Siria: il governo jihadista nomina una donna ministro

Quando sabato 29 marzo al Palazzo del Popolo, ubicato sulle alture di Damasco, il presidente di transizione Ahmed Al-Charaa, da jihadista conosciuto come Abū Muḥammad al-Jūlānī, ha presentato la squadra dei suoi ministri, si è avuta l’impressione che questo jihadista e golpista fosse meno integralista e sovversivo di molti altri presidenti di Stati musulmani considerati moderati. Al-Charaa, come ho più volte sottolineato, oltre ad adottare un abbigliamento laico con giacca e cravatta, cosa non comune per un jihadista, ha mostrato la volontà di fare ciò che ha sempre dichiarato, cioè di dare giusto spazio a tutte le rappresentanze religiose e sociali del Paese.

Una grande espressione di tale apertura politica e sociale l’ha dimostrata chiedendo ad una donna siriana di rappresentare nel suo Governo il Ministero degli Affari Sociali e del Lavoro. Così una donna cristiana, oppositrice del regime di Assad, che non era mai tornata in Siria durante i quattordici anni di guerra civile, ha accettato l’incarico di coprire questo strategico dicastero. La neo-nominata ministra, Hind Kabawat, in queste due prime settimane di incarico ha riscosso notevoli testimonianze di sostegno da tutti i settori della società; in più occasioni ha dichiarato che la sua posizione non appartiene ad alcuna religione o confessione, ma a tutti i siriani. La Kabawat ha anche affermato che ora la Siria non è più un Paese appartenente a una sola religione o confessione, facendo riferimento al gruppo sciita alawita a cui apparteneva la famiglia al-Assad che ha governato il Paese dal 1970, a seguito di un colpo di Stato eseguito dal generale Hafiz al-Assad, appartenente al partito Baath, padre di Bashar.

La neo ministra ha riscosso molto successo, ed aperto speranze non scontate nella articolata società siriana; infatti ha ricevuto l’approvazione e l’incoraggiamento dai capi religiosi della eterogenea comunità cristiana, una delle più antiche del mondo, dai drusi, dagli ismailiti, dai musulmani ed anche dagli alawiti (musulmani sciiti dalle molte peculiarità). La Kabawat ha un “curriculum sociale” molto nutrito, avendo operato per anni nell’ambito della società civile e nel dialogo interreligioso e intergenerazionale. Conosce la realtà degli Yazidi, dei curdi, collocati nell’area nord della Siria (Kobane ed Afrin), con i quali ha collaborato, oltre ad avere cooperato con tutte le comunità, superando le divisioni che fede e religione demarcano nell’area mediorientale.

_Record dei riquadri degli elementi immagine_
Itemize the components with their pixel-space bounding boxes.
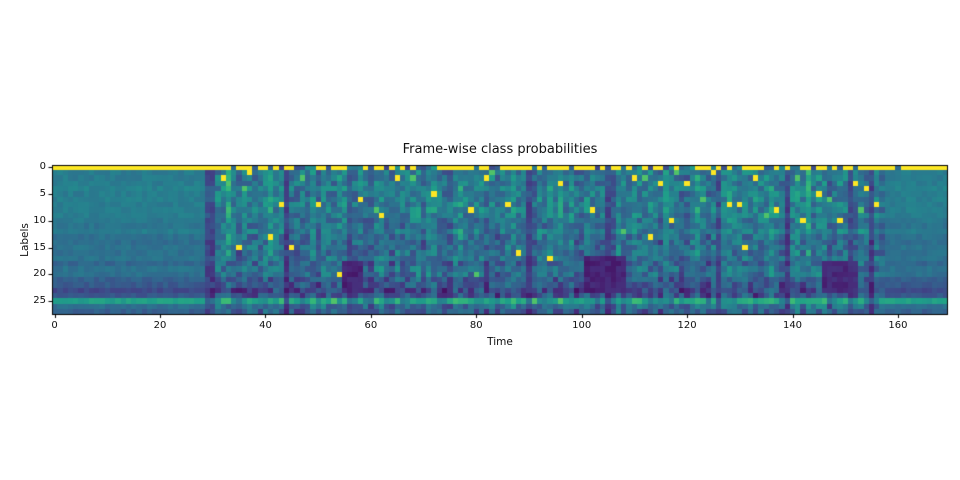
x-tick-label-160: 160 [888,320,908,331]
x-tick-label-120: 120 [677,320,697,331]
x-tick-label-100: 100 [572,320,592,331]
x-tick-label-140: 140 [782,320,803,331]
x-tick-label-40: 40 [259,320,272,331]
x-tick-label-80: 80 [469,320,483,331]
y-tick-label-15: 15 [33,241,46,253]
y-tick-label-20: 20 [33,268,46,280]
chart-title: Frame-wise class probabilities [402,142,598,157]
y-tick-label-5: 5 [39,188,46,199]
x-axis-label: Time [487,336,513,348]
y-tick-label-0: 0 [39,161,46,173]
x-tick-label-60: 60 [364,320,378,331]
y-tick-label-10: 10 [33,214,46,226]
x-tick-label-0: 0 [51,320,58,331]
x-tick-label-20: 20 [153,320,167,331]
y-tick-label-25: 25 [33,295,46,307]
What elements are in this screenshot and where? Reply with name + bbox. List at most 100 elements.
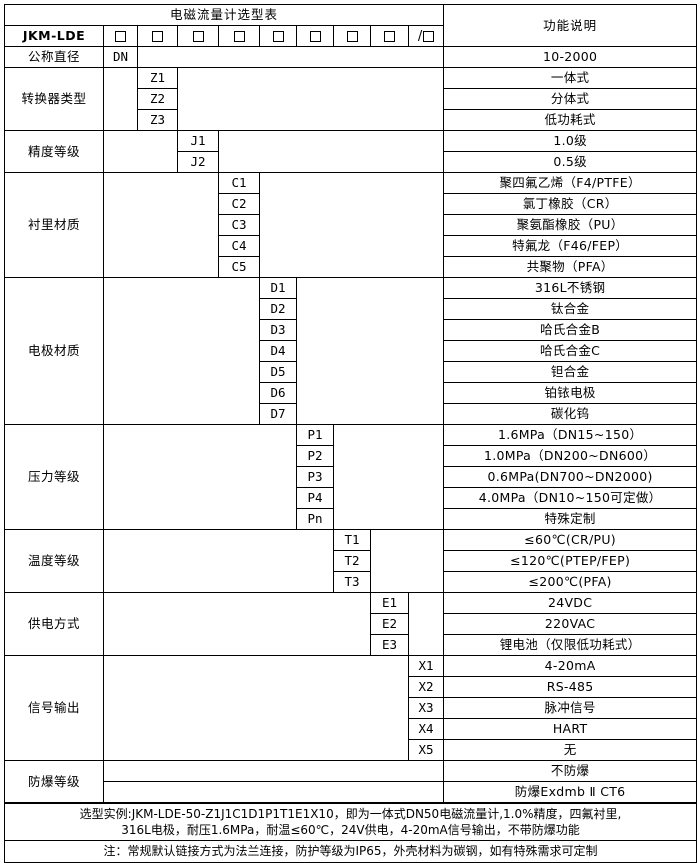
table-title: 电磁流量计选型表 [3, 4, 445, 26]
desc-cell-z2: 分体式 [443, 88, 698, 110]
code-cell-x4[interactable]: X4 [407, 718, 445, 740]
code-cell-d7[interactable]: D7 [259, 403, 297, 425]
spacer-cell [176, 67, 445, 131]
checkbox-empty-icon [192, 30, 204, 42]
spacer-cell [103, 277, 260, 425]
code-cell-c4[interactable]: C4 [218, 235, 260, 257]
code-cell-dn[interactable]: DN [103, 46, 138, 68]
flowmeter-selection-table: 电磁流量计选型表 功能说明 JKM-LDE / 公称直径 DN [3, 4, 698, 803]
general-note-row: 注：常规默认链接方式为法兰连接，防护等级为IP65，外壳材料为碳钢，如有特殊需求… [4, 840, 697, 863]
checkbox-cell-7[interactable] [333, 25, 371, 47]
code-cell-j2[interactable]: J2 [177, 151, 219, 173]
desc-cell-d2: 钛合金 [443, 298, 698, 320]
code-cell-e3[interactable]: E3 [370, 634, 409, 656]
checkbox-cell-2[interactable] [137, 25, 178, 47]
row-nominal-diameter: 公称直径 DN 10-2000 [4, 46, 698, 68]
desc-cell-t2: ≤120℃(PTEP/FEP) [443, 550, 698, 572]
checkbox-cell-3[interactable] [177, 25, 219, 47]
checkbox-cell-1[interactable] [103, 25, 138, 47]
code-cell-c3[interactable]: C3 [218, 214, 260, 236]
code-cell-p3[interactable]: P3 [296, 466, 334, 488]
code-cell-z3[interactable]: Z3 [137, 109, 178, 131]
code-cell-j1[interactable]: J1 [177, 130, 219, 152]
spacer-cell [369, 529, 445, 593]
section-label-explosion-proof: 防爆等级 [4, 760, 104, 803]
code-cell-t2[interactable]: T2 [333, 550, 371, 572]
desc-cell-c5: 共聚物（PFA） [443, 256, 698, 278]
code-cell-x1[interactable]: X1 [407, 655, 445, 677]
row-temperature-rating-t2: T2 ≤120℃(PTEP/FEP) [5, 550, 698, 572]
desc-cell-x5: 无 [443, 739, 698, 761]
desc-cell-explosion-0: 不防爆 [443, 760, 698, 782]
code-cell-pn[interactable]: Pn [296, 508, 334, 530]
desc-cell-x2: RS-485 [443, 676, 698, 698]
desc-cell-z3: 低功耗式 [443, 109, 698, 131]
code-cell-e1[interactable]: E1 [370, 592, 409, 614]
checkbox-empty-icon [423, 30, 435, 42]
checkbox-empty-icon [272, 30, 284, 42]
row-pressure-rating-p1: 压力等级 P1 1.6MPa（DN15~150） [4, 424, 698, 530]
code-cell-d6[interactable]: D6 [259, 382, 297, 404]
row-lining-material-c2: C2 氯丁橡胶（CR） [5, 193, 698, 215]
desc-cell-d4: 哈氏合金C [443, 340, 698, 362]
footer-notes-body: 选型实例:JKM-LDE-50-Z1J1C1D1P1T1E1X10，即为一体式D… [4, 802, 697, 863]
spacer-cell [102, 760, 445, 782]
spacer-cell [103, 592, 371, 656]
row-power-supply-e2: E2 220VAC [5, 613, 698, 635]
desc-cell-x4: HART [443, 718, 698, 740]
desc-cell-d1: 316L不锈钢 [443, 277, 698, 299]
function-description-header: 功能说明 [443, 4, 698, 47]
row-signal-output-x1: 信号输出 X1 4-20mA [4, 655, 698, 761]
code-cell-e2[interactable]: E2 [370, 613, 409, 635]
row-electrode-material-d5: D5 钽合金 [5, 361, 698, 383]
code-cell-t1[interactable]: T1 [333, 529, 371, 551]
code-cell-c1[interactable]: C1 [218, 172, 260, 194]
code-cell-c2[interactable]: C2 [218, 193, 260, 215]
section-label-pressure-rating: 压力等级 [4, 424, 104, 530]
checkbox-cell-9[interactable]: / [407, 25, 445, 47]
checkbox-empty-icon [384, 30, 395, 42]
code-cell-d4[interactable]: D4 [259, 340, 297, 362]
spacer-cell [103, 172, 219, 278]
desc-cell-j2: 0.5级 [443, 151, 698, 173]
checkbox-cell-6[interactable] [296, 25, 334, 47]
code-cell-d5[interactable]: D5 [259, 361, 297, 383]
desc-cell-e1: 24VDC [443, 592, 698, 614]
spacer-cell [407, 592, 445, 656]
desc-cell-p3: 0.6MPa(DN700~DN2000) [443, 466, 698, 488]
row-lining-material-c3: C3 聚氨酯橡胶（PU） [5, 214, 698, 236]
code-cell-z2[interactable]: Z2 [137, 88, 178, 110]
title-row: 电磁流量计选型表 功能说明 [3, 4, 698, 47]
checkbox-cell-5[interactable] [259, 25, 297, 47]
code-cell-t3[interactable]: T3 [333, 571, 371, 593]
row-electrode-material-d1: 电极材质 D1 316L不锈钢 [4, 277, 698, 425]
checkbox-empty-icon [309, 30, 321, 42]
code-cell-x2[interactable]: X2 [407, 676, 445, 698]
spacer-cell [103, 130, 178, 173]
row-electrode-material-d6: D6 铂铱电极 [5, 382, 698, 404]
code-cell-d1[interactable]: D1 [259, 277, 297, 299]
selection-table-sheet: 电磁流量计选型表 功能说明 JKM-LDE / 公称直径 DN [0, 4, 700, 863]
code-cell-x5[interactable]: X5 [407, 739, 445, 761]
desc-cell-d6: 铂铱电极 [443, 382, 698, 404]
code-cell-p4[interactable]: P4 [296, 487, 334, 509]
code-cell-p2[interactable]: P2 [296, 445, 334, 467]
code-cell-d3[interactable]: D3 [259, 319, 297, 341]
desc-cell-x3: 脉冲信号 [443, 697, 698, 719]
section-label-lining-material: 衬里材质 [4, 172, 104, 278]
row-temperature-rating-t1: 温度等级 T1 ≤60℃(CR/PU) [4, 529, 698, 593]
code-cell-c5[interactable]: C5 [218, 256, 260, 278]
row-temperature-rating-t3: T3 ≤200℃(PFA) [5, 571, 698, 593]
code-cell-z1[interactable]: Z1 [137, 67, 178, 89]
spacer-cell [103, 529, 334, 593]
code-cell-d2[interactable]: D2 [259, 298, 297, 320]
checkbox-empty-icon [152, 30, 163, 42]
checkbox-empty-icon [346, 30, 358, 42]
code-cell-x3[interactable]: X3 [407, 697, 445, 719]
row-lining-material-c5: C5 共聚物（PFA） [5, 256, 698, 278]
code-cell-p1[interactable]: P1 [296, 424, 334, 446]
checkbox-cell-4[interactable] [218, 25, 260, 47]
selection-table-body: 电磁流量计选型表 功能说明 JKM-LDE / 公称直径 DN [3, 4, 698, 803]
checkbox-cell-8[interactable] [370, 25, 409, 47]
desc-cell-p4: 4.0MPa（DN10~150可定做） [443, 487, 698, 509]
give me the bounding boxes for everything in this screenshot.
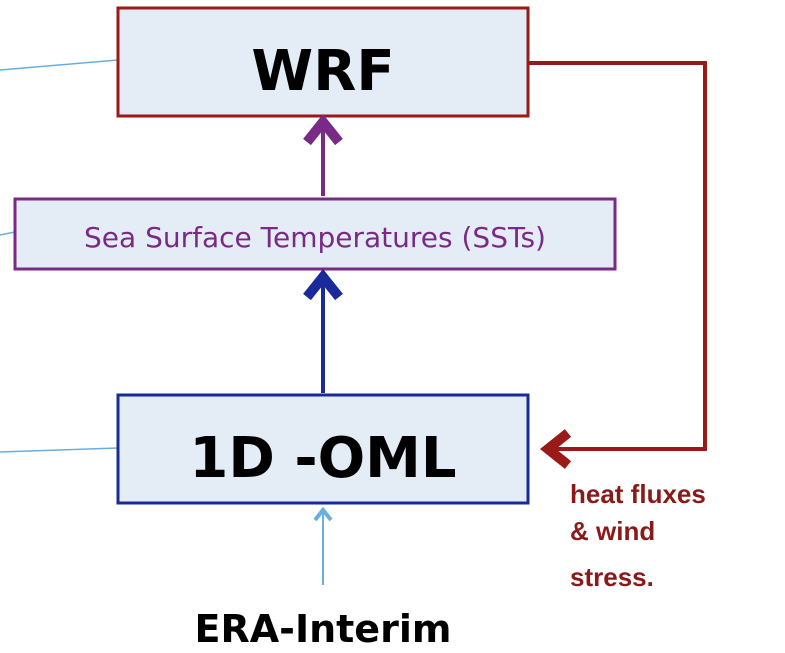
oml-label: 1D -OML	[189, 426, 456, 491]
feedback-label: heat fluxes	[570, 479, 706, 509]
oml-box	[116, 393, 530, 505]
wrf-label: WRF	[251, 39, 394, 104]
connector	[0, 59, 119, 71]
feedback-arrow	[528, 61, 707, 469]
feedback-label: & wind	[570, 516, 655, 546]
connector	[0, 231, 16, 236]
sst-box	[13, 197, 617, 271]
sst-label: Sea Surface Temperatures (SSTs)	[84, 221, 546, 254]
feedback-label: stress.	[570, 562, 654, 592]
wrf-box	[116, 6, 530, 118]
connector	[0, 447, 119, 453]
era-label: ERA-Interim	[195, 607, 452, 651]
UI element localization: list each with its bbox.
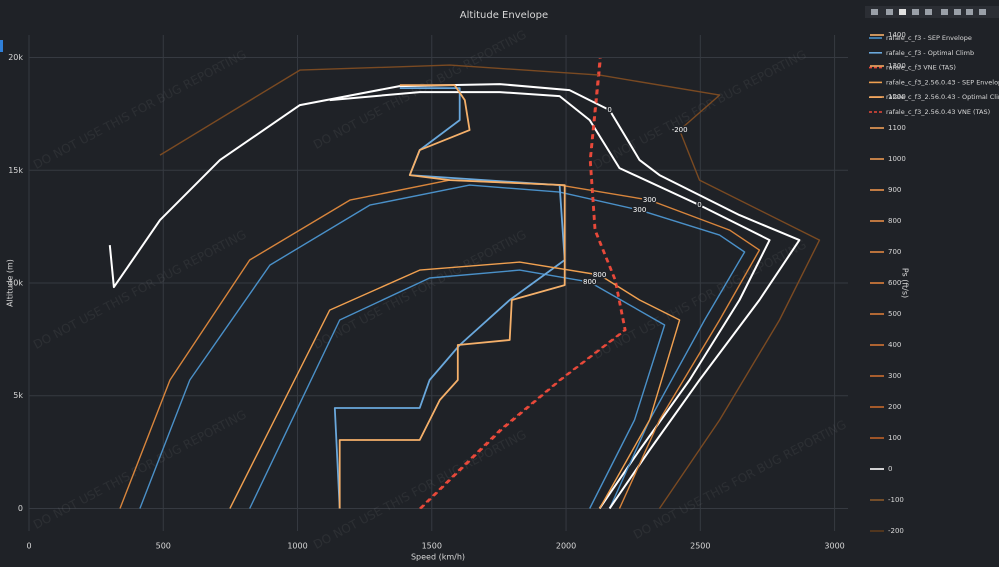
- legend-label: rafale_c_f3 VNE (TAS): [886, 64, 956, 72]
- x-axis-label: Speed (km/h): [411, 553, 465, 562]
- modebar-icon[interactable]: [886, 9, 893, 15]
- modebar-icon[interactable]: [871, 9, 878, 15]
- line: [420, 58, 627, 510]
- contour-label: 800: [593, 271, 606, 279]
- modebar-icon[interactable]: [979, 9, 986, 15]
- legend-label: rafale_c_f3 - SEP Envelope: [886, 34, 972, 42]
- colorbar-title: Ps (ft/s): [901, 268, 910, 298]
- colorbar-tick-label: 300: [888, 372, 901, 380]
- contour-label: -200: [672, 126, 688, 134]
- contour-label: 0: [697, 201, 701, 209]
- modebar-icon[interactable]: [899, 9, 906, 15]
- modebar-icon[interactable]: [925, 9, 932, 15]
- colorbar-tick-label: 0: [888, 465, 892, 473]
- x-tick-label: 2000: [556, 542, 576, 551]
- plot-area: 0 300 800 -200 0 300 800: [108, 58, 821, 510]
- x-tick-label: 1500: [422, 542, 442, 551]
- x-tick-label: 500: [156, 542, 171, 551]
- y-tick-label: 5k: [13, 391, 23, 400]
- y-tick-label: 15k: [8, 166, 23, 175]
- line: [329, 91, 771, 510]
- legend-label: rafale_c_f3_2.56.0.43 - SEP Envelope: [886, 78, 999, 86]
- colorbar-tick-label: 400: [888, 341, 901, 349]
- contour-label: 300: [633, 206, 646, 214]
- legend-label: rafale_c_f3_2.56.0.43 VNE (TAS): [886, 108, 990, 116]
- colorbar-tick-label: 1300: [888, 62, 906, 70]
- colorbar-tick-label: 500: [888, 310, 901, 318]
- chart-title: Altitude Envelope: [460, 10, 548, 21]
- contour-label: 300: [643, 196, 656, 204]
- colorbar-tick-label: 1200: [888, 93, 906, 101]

_DA FARE_
• A. Da quali gruppi religiosi ha ricevuto approvazione e incoraggiamento la nuova ministra, secondo l'articolo sulla Siria? Elencali tutti.
• B. Nell'articolo sulla Siria, riscrivi tutto il tratto da "La neo ministra" fino a "demarcano nell’area mediorientale.", mettendo "nuova ministra" al posto di "neo ministra".
• C. Puoi riassumere in forma più breve il paragrafo dell'articolo sulla Siria che comincia con "La neo ministra ha riscosso", conservandone i fatti principali?
Le voci non servono a nulla in questo lavoro.

_RISPOSTE PER COMPITO_
• A.
- Comunità cristiana
- Drusi
- Ismailiti
- Musulmani
- Alawiti

• B.
La nuova ministra ha riscosso molto successo, ed aperto speranze non scontate nella articolata società siriana; infatti ha ricevuto l’approvazione e l’incoraggiamento dai capi religiosi della eterogenea comunità cristiana, una delle più antiche del mondo, dai drusi, dagli ismailiti, dai musulmani ed anche dagli alawiti (musulmani sciiti dalle molte peculiarità). La Kabawat ha un “curriculum sociale” molto nutrito, avendo operato per anni nell’ambito della società civile e nel dialogo interreligioso e intergenerazionale. Conosce la realtà degli Yazidi, dei curdi, collocati nell’area nord della Siria (Kobane ed Afrin), con i quali ha collaborato, oltre ad avere cooperato con tutte le comunità, superando le divisioni che fede e religione demarcano nell’area mediorientale.

• C. La nuova ministra ha riscosso molto successo e aperto speranze nella società siriana. Ha ottenuto l'approvazione dei capi religiosi cristiani, drusi, ismailiti, musulmani e alawiti. Ha un ricco curriculum sociale, maturato in anni di lavoro nella società civile e nel dialogo interreligioso e intergenerazionale. Ha collaborato con Yazidi e curdi del nord della Siria (Kobane e Afrin) e con tutte le altre comunità, superando le divisioni religiose.